**Exercise aim:**
Give the entries again, word for word.
=-=-=
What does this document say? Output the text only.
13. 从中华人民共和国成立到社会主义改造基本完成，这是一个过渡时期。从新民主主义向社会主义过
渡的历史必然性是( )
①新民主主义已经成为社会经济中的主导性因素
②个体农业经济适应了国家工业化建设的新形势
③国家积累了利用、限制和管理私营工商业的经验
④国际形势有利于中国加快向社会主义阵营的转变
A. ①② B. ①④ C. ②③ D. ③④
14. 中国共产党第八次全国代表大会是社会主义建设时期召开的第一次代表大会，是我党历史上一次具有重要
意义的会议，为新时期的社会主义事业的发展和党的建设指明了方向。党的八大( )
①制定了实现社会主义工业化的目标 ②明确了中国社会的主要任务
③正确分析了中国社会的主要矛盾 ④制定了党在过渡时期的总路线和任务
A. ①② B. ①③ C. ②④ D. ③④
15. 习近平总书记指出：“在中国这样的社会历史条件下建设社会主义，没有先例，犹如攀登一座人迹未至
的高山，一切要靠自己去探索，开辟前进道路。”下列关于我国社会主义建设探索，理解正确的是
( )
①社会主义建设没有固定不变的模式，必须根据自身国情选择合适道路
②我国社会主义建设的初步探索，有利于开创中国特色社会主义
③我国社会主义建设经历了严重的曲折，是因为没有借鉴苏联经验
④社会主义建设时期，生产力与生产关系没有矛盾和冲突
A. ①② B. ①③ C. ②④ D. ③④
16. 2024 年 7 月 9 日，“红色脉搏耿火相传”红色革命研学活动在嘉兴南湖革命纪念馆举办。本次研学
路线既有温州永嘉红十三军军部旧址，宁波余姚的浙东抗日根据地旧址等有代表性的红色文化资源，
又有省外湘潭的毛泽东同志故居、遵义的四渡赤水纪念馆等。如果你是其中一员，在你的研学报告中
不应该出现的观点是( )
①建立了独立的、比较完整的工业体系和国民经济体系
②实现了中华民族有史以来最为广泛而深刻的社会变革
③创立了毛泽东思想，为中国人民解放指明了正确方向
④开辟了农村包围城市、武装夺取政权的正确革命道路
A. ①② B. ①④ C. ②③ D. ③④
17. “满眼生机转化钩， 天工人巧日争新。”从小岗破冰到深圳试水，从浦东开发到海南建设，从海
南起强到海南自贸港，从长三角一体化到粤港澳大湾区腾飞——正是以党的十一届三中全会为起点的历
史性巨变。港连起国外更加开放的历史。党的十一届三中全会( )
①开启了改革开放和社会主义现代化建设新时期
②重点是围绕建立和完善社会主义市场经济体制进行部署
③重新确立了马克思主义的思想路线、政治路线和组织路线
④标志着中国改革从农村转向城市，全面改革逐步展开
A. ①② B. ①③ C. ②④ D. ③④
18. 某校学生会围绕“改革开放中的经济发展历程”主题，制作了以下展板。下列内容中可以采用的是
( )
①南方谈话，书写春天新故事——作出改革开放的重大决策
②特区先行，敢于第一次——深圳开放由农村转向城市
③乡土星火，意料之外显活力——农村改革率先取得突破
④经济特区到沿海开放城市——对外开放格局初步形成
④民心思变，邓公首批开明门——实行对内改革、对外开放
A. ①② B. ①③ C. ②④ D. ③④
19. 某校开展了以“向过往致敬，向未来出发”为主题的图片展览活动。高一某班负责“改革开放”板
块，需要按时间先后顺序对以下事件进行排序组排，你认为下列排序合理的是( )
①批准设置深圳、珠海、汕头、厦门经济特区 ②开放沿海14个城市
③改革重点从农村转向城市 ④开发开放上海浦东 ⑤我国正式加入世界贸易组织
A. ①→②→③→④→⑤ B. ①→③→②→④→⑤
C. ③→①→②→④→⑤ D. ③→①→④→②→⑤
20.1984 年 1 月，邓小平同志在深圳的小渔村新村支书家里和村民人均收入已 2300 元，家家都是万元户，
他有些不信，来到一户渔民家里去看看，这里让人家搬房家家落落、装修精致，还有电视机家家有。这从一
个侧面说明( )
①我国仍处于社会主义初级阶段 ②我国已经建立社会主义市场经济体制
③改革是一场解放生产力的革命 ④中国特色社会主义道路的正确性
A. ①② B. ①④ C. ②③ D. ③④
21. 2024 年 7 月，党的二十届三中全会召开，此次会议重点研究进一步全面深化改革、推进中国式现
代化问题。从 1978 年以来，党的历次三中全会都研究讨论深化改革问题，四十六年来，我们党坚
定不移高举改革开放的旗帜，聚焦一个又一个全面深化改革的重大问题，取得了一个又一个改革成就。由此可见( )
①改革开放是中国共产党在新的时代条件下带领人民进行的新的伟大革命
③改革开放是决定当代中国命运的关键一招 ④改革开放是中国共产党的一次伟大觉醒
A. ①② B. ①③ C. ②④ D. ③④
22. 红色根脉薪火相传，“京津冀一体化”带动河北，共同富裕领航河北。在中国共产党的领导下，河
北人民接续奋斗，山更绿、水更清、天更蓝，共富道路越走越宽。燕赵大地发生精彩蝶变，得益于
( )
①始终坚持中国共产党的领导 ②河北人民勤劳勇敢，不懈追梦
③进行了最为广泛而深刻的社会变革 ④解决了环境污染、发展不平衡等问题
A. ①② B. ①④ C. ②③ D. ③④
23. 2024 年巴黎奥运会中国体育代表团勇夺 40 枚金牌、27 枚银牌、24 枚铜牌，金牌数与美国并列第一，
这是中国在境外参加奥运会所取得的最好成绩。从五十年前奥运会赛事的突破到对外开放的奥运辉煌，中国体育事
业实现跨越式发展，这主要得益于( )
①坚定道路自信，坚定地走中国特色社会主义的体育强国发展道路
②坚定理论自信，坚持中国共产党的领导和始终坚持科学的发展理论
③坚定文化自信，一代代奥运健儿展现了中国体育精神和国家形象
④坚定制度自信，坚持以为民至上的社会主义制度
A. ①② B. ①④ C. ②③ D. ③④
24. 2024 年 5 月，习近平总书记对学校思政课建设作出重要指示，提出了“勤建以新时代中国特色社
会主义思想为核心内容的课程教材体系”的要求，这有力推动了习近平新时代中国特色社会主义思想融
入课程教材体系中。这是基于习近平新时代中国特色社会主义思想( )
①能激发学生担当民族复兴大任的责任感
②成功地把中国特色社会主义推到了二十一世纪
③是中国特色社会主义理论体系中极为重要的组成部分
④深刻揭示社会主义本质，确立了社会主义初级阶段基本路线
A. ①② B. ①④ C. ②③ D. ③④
=-=-=
**Task response:**
What does this document say? Output the text only.
13. 从中华人民共和国成立到社会主义改造基本完成，这是一个过渡时期。从新民主主义向社会主义过
渡的历史必然性是( )
①新民主主义已经成为社会经济中的主导性因素
②个体农业经济适应了国家工业化建设的新形势
③国家积累了利用、限制和管理私营工商业的经验
④国际形势有利于中国加快向社会主义阵营的转变
A. ①② B. ①④ C. ②③ D. ③④
14. 中国共产党第八次全国代表大会是社会主义建设时期召开的第一次代表大会，是我党历史上一次具有重要
意义的会议，为新时期的社会主义事业的发展和党的建设指明了方向。党的八大( )
①制定了实现社会主义工业化的目标 ②明确了中国社会的主要任务
③正确分析了中国社会的主要矛盾 ④制定了党在过渡时期的总路线和任务
A. ①② B. ①③ C. ②④ D. ③④
15. 习近平总书记指出：“在中国这样的社会历史条件下建设社会主义，没有先例，犹如攀登一座人迹未至
的高山，一切要靠自己去探索，开辟前进道路。”下列关于我国社会主义建设探索，理解正确的是
( )
①社会主义建设没有固定不变的模式，必须根据自身国情选择合适道路
②我国社会主义建设的初步探索，有利于开创中国特色社会主义
③我国社会主义建设经历了严重的曲折，是因为没有借鉴苏联经验
④社会主义建设时期，生产力与生产关系没有矛盾和冲突
A. ①② B. ①③ C. ②④ D. ③④
16. 2024 年 7 月 9 日，“红色脉搏耿火相传”红色革命研学活动在嘉兴南湖革命纪念馆举办。本次研学
路线既有温州永嘉红十三军军部旧址，宁波余姚的浙东抗日根据地旧址等有代表性的红色文化资源，
又有省外湘潭的毛泽东同志故居、遵义的四渡赤水纪念馆等。如果你是其中一员，在你的研学报告中
不应该出现的观点是( )
①建立了独立的、比较完整的工业体系和国民经济体系
②实现了中华民族有史以来最为广泛而深刻的社会变革
③创立了毛泽东思想，为中国人民解放指明了正确方向
④开辟了农村包围城市、武装夺取政权的正确革命道路
A. ①② B. ①④ C. ②③ D. ③④
17. “满眼生机转化钩， 天工人巧日争新。”从小岗破冰到深圳试水，从浦东开发到海南建设，从海
南起强到海南自贸港，从长三角一体化到粤港澳大湾区腾飞——正是以党的十一届三中全会为起点的历
史性巨变。港连起国外更加开放的历史。党的十一届三中全会( )
①开启了改革开放和社会主义现代化建设新时期
②重点是围绕建立和完善社会主义市场经济体制进行部署
③重新确立了马克思主义的思想路线、政治路线和组织路线
④标志着中国改革从农村转向城市，全面改革逐步展开
A. ①② B. ①③ C. ②④ D. ③④
18. 某校学生会围绕“改革开放中的经济发展历程”主题，制作了以下展板。下列内容中可以采用的是
( )
①南方谈话，书写春天新故事——作出改革开放的重大决策
②特区先行，敢于第一次——深圳开放由农村转向城市
③乡土星火，意料之外显活力——农村改革率先取得突破
④经济特区到沿海开放城市——对外开放格局初步形成
④民心思变，邓公首批开明门——实行对内改革、对外开放
A. ①② B. ①③ C. ②④ D. ③④
19. 某校开展了以“向过往致敬，向未来出发”为主题的图片展览活动。高一某班负责“改革开放”板
块，需要按时间先后顺序对以下事件进行排序组排，你认为下列排序合理的是( )
①批准设置深圳、珠海、汕头、厦门经济特区 ②开放沿海14个城市
③改革重点从农村转向城市 ④开发开放上海浦东 ⑤我国正式加入世界贸易组织
A. ①→②→③→④→⑤ B. ①→③→②→④→⑤
C. ③→①→②→④→⑤ D. ③→①→④→②→⑤
20.1984 年 1 月，邓小平同志在深圳的小渔村新村支书家里和村民人均收入已 2300 元，家家都是万元户，
他有些不信，来到一户渔民家里去看看，这里让人家搬房家家落落、装修精致，还有电视机家家有。这从一
个侧面说明( )
①我国仍处于社会主义初级阶段 ②我国已经建立社会主义市场经济体制
③改革是一场解放生产力的革命 ④中国特色社会主义道路的正确性
A. ①② B. ①④ C. ②③ D. ③④
21. 2024 年 7 月，党的二十届三中全会召开，此次会议重点研究进一步全面深化改革、推进中国式现
代化问题。从 1978 年以来，党的历次三中全会都研究讨论深化改革问题，四十六年来，我们党坚
定不移高举改革开放的旗帜，聚焦一个又一个全面深化改革的重大问题，取得了一个又一个改革成就。由此可见( )
①改革开放是中国共产党在新的时代条件下带领人民进行的新的伟大革命
③改革开放是决定当代中国命运的关键一招 ④改革开放是中国共产党的一次伟大觉醒
A. ①② B. ①③ C. ②④ D. ③④
22. 红色根脉薪火相传，“京津冀一体化”带动河北，共同富裕领航河北。在中国共产党的领导下，河
北人民接续奋斗，山更绿、水更清、天更蓝，共富道路越走越宽。燕赵大地发生精彩蝶变，得益于
( )
①始终坚持中国共产党的领导 ②河北人民勤劳勇敢，不懈追梦
③进行了最为广泛而深刻的社会变革 ④解决了环境污染、发展不平衡等问题
A. ①② B. ①④ C. ②③ D. ③④
23. 2024 年巴黎奥运会中国体育代表团勇夺 40 枚金牌、27 枚银牌、24 枚铜牌，金牌数与美国并列第一，
这是中国在境外参加奥运会所取得的最好成绩。从五十年前奥运会赛事的突破到对外开放的奥运辉煌，中国体育事
业实现跨越式发展，这主要得益于( )
①坚定道路自信，坚定地走中国特色社会主义的体育强国发展道路
②坚定理论自信，坚持中国共产党的领导和始终坚持科学的发展理论
③坚定文化自信，一代代奥运健儿展现了中国体育精神和国家形象
④坚定制度自信，坚持以为民至上的社会主义制度
A. ①② B. ①④ C. ②③ D. ③④
24. 2024 年 5 月，习近平总书记对学校思政课建设作出重要指示，提出了“勤建以新时代中国特色社
会主义思想为核心内容的课程教材体系”的要求，这有力推动了习近平新时代中国特色社会主义思想融
入课程教材体系中。这是基于习近平新时代中国特色社会主义思想( )
①能激发学生担当民族复兴大任的责任感
②成功地把中国特色社会主义推到了二十一世纪
③是中国特色社会主义理论体系中极为重要的组成部分
④深刻揭示社会主义本质，确立了社会主义初级阶段基本路线
A. ①② B. ①④ C. ②③ D. ③④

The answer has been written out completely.